■ Instructions for the task ■
Sift the listing for lines that hold the string "Check" and pull them out.

------ Supplied entries ------

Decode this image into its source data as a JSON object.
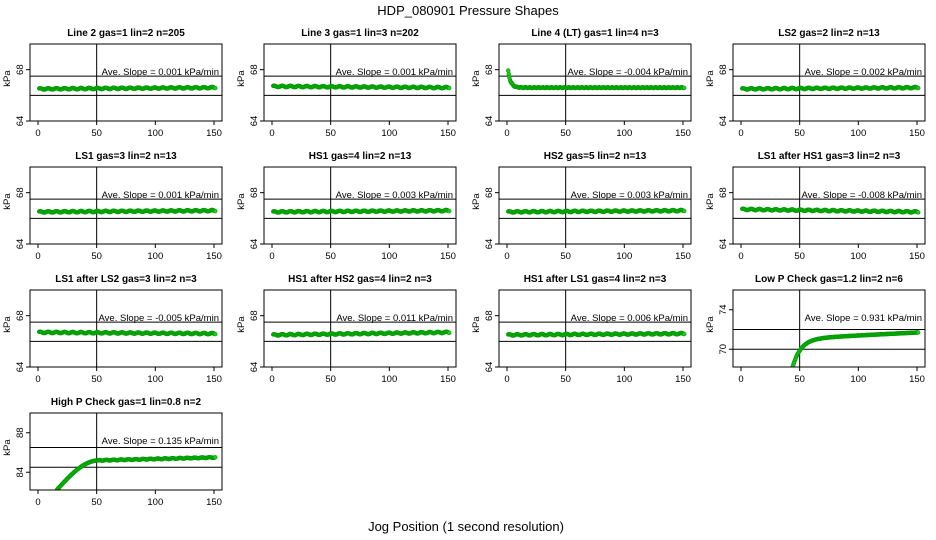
{
  "figure": {
    "title": "HDP_080901  Pressure Shapes",
    "xlabel": "Jog Position (1 second resolution)"
  },
  "colors": {
    "points": "#22cc22",
    "point_edge": "#009900",
    "axes": "#000000"
  },
  "chart_data": [
    {
      "type": "scatter",
      "title": "Line 2 gas=1 lin=2 n=205",
      "ylabel": "kPa",
      "xlim": [
        0,
        150
      ],
      "ylim": [
        64,
        70
      ],
      "xticks": [
        "0",
        "50",
        "100",
        "150"
      ],
      "yticks": [
        "64",
        "68"
      ],
      "hlines": [
        66,
        67.5
      ],
      "vline": 50,
      "annotation": "Ave. Slope =  0.001  kPa/min",
      "profile": {
        "kind": "flat",
        "start": 1,
        "end": 151,
        "y0": 66.5,
        "y1": 66.6
      }
    },
    {
      "type": "scatter",
      "title": "Line 3 gas=1 lin=3 n=202",
      "ylabel": "kPa",
      "xlim": [
        0,
        150
      ],
      "ylim": [
        64,
        70
      ],
      "xticks": [
        "0",
        "50",
        "100",
        "150"
      ],
      "yticks": [
        "64",
        "68"
      ],
      "hlines": [
        66,
        67.5
      ],
      "vline": 50,
      "annotation": "Ave. Slope =  0.001  kPa/min",
      "profile": {
        "kind": "flat",
        "start": 1,
        "end": 151,
        "y0": 66.7,
        "y1": 66.6
      }
    },
    {
      "type": "scatter",
      "title": "Line 4 (LT) gas=1 lin=4 n=3",
      "ylabel": "kPa",
      "xlim": [
        0,
        150
      ],
      "ylim": [
        64,
        70
      ],
      "xticks": [
        "0",
        "50",
        "100",
        "150"
      ],
      "yticks": [
        "64",
        "68"
      ],
      "hlines": [
        66,
        67.5
      ],
      "vline": 50,
      "annotation": "Ave. Slope =  -0.004  kPa/min",
      "profile": {
        "kind": "drop",
        "start": 1,
        "end": 151,
        "y0": 67.9,
        "y1": 66.6
      }
    },
    {
      "type": "scatter",
      "title": "LS2 gas=2 lin=2 n=13",
      "ylabel": "kPa",
      "xlim": [
        0,
        150
      ],
      "ylim": [
        64,
        70
      ],
      "xticks": [
        "0",
        "50",
        "100",
        "150"
      ],
      "yticks": [
        "64",
        "68"
      ],
      "hlines": [
        66,
        67.5
      ],
      "vline": 50,
      "annotation": "Ave. Slope =  0.002  kPa/min",
      "profile": {
        "kind": "flat",
        "start": 1,
        "end": 151,
        "y0": 66.5,
        "y1": 66.6
      }
    },
    {
      "type": "scatter",
      "title": "LS1 gas=3 lin=2 n=13",
      "ylabel": "kPa",
      "xlim": [
        0,
        150
      ],
      "ylim": [
        64,
        70
      ],
      "xticks": [
        "0",
        "50",
        "100",
        "150"
      ],
      "yticks": [
        "64",
        "68"
      ],
      "hlines": [
        66,
        67.5
      ],
      "vline": 50,
      "annotation": "Ave. Slope =  0.001  kPa/min",
      "profile": {
        "kind": "flat",
        "start": 1,
        "end": 151,
        "y0": 66.5,
        "y1": 66.6
      }
    },
    {
      "type": "scatter",
      "title": "HS1 gas=4 lin=2 n=13",
      "ylabel": "kPa",
      "xlim": [
        0,
        150
      ],
      "ylim": [
        64,
        70
      ],
      "xticks": [
        "0",
        "50",
        "100",
        "150"
      ],
      "yticks": [
        "64",
        "68"
      ],
      "hlines": [
        66,
        67.5
      ],
      "vline": 50,
      "annotation": "Ave. Slope =  0.003  kPa/min",
      "profile": {
        "kind": "flat",
        "start": 1,
        "end": 151,
        "y0": 66.5,
        "y1": 66.6
      }
    },
    {
      "type": "scatter",
      "title": "HS2 gas=5 lin=2 n=13",
      "ylabel": "kPa",
      "xlim": [
        0,
        150
      ],
      "ylim": [
        64,
        70
      ],
      "xticks": [
        "0",
        "50",
        "100",
        "150"
      ],
      "yticks": [
        "64",
        "68"
      ],
      "hlines": [
        66,
        67.5
      ],
      "vline": 50,
      "annotation": "Ave. Slope =  0.003  kPa/min",
      "profile": {
        "kind": "flat",
        "start": 1,
        "end": 151,
        "y0": 66.5,
        "y1": 66.6
      }
    },
    {
      "type": "scatter",
      "title": "LS1 after HS1 gas=3 lin=2 n=3",
      "ylabel": "kPa",
      "xlim": [
        0,
        150
      ],
      "ylim": [
        64,
        70
      ],
      "xticks": [
        "0",
        "50",
        "100",
        "150"
      ],
      "yticks": [
        "64",
        "68"
      ],
      "hlines": [
        66,
        67.5
      ],
      "vline": 50,
      "annotation": "Ave. Slope =  -0.008  kPa/min",
      "profile": {
        "kind": "flat",
        "start": 1,
        "end": 151,
        "y0": 66.7,
        "y1": 66.5
      }
    },
    {
      "type": "scatter",
      "title": "LS1 after LS2 gas=3 lin=2 n=3",
      "ylabel": "kPa",
      "xlim": [
        0,
        150
      ],
      "ylim": [
        64,
        70
      ],
      "xticks": [
        "0",
        "50",
        "100",
        "150"
      ],
      "yticks": [
        "64",
        "68"
      ],
      "hlines": [
        66,
        67.5
      ],
      "vline": 50,
      "annotation": "Ave. Slope =  -0.005  kPa/min",
      "profile": {
        "kind": "flat",
        "start": 1,
        "end": 151,
        "y0": 66.7,
        "y1": 66.6
      }
    },
    {
      "type": "scatter",
      "title": "HS1 after HS2 gas=4 lin=2 n=3",
      "ylabel": "kPa",
      "xlim": [
        0,
        150
      ],
      "ylim": [
        64,
        70
      ],
      "xticks": [
        "0",
        "50",
        "100",
        "150"
      ],
      "yticks": [
        "64",
        "68"
      ],
      "hlines": [
        66,
        67.5
      ],
      "vline": 50,
      "annotation": "Ave. Slope =  0.011  kPa/min",
      "profile": {
        "kind": "flat",
        "start": 1,
        "end": 151,
        "y0": 66.5,
        "y1": 66.7
      }
    },
    {
      "type": "scatter",
      "title": "HS1 after LS1 gas=4 lin=2 n=3",
      "ylabel": "kPa",
      "xlim": [
        0,
        150
      ],
      "ylim": [
        64,
        70
      ],
      "xticks": [
        "0",
        "50",
        "100",
        "150"
      ],
      "yticks": [
        "64",
        "68"
      ],
      "hlines": [
        66,
        67.5
      ],
      "vline": 50,
      "annotation": "Ave. Slope =  0.006  kPa/min",
      "profile": {
        "kind": "flat",
        "start": 1,
        "end": 151,
        "y0": 66.5,
        "y1": 66.6
      }
    },
    {
      "type": "scatter",
      "title": "Low P Check gas=1.2 lin=2 n=6",
      "ylabel": "kPa",
      "xlim": [
        0,
        150
      ],
      "ylim": [
        68.2,
        76
      ],
      "xticks": [
        "0",
        "50",
        "100",
        "150"
      ],
      "yticks": [
        "70",
        "74"
      ],
      "hlines": [
        70,
        72
      ],
      "vline": 50,
      "annotation": "Ave. Slope =  0.931  kPa/min",
      "profile": {
        "kind": "rise",
        "start": 44,
        "end": 151,
        "y0": 68.2,
        "y1": 71.7
      }
    },
    {
      "type": "scatter",
      "title": "High P Check gas=1 lin=0.8 n=2",
      "ylabel": "kPa",
      "xlim": [
        0,
        150
      ],
      "ylim": [
        82.2,
        90
      ],
      "xticks": [
        "0",
        "50",
        "100",
        "150"
      ],
      "yticks": [
        "84",
        "88"
      ],
      "hlines": [
        84.5,
        86.5
      ],
      "vline": 50,
      "annotation": "Ave. Slope =  0.135  kPa/min",
      "profile": {
        "kind": "ramp",
        "start": 16,
        "end": 151,
        "y0": 82.2,
        "y1": 85.5
      }
    }
  ]
}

------

■ Expected answer ■
      "title": "Low P Check gas=1.2 lin=2 n=6",
      "title": "High P Check gas=1 lin=0.8 n=2",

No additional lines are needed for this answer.